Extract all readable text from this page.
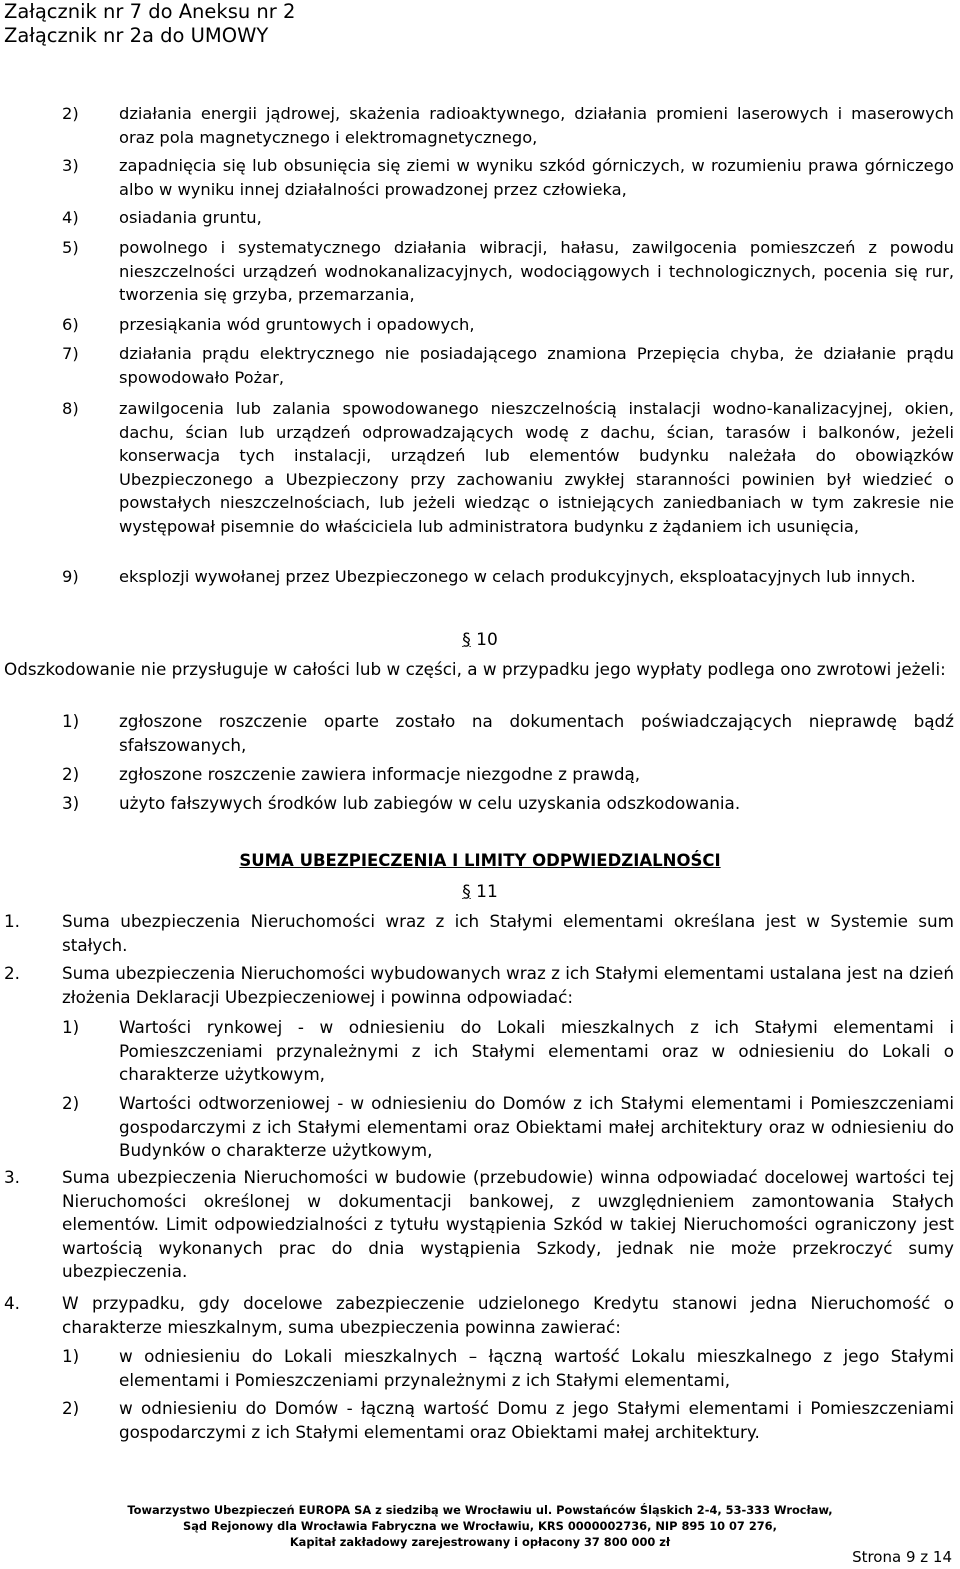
Załącznik nr 7 do Aneksu nr 2
Załącznik nr 2a do UMOWY
2) działania energii jądrowej, skażenia radioaktywnego, działania promieni laserowych i maserowych oraz pola magnetycznego i elektromagnetycznego,
3) zapadnięcia się lub obsunięcia się ziemi w wyniku szkód górniczych, w rozumieniu prawa górniczego albo w wyniku innej działalności prowadzonej przez człowieka,
4) osiadania gruntu,
5) powolnego i systematycznego działania wibracji, hałasu, zawilgocenia pomieszczeń z powodu nieszczelności urządzeń wodnokanalizacyjnych, wodociągowych i technologicznych, pocenia się rur, tworzenia się grzyba, przemarzania,
6) przesiąkania wód gruntowych i opadowych,
7) działania prądu elektrycznego nie posiadającego znamiona Przepięcia chyba, że działanie prądu spowodowało Pożar,
8) zawilgocenia lub zalania spowodowanego nieszczelnością instalacji wodno-kanalizacyjnej, okien, dachu, ścian lub urządzeń odprowadzających wodę z dachu, ścian, tarasów i balkonów, jeżeli konserwacja tych instalacji, urządzeń lub elementów budynku należała do obowiązków Ubezpieczonego a Ubezpieczony przy zachowaniu zwykłej staranności powinien był wiedzieć o powstałych nieszczelnościach, lub jeżeli wiedząc o istniejących zaniedbaniach w tym zakresie nie występował pisemnie do właściciela lub administratora budynku z żądaniem ich usunięcia,
9) eksplozji wywołanej przez Ubezpieczonego w celach produkcyjnych, eksploatacyjnych lub innych.
§ 10
Odszkodowanie nie przysługuje w całości lub w części, a w przypadku jego wypłaty podlega ono zwrotowi jeżeli:
1) zgłoszone roszczenie oparte zostało na dokumentach poświadczających nieprawdę bądź sfałszowanych,
2) zgłoszone roszczenie zawiera informacje niezgodne z prawdą,
3) użyto fałszywych środków lub zabiegów w celu uzyskania odszkodowania.
SUMA UBEZPIECZENIA I LIMITY ODPWIEDZIALNOŚCI
§ 11
1. Suma ubezpieczenia Nieruchomości wraz z ich Stałymi elementami określana jest w Systemie sum stałych.
2. Suma ubezpieczenia Nieruchomości wybudowanych wraz z ich Stałymi elementami ustalana jest na dzień złożenia Deklaracji Ubezpieczeniowej i powinna odpowiadać:
1) Wartości rynkowej - w odniesieniu do Lokali mieszkalnych z ich Stałymi elementami i Pomieszczeniami przynależnymi z ich Stałymi elementami oraz w odniesieniu do Lokali o charakterze użytkowym,
2) Wartości odtworzeniowej - w odniesieniu do Domów z ich Stałymi elementami i Pomieszczeniami gospodarczymi z ich Stałymi elementami oraz Obiektami małej architektury oraz w odniesieniu do Budynków o charakterze użytkowym,
3. Suma ubezpieczenia Nieruchomości w budowie (przebudowie) winna odpowiadać docelowej wartości tej Nieruchomości określonej w dokumentacji bankowej, z uwzględnieniem zamontowania Stałych elementów. Limit odpowiedzialności z tytułu wystąpienia Szkód w takiej Nieruchomości ograniczony jest wartością wykonanych prac do dnia wystąpienia Szkody, jednak nie może przekroczyć sumy ubezpieczenia.
4. W przypadku, gdy docelowe zabezpieczenie udzielonego Kredytu stanowi jedna Nieruchomość o charakterze mieszkalnym, suma ubezpieczenia powinna zawierać:
1) w odniesieniu do Lokali mieszkalnych – łączną wartość Lokalu mieszkalnego z jego Stałymi elementami i Pomieszczeniami przynależnymi z ich Stałymi elementami,
2) w odniesieniu do Domów - łączną wartość Domu z jego Stałymi elementami i Pomieszczeniami gospodarczymi z ich Stałymi elementami oraz Obiektami małej architektury.
Towarzystwo Ubezpieczeń EUROPA SA z siedzibą we Wrocławiu ul. Powstańców Śląskich 2-4, 53-333 Wrocław,
Sąd Rejonowy dla Wrocławia Fabryczna we Wrocławiu, KRS 0000002736, NIP 895 10 07 276,
Kapitał zakładowy zarejestrowany i opłacony 37 800 000 zł
Strona 9 z 14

◆ **Goal of the exercise**
Scan the listing above. Gather each line that contains the word "Obiektami".

◆ **Solution to the problem**
2) Wartości odtworzeniowej - w odniesieniu do Domów z ich Stałymi elementami i Pomieszczeniami gospodarczymi z ich Stałymi elementami oraz Obiektami małej architektury oraz w odniesieniu do Budynków o charakterze użytkowym,
2) w odniesieniu do Domów - łączną wartość Domu z jego Stałymi elementami i Pomieszczeniami gospodarczymi z ich Stałymi elementami oraz Obiektami małej architektury.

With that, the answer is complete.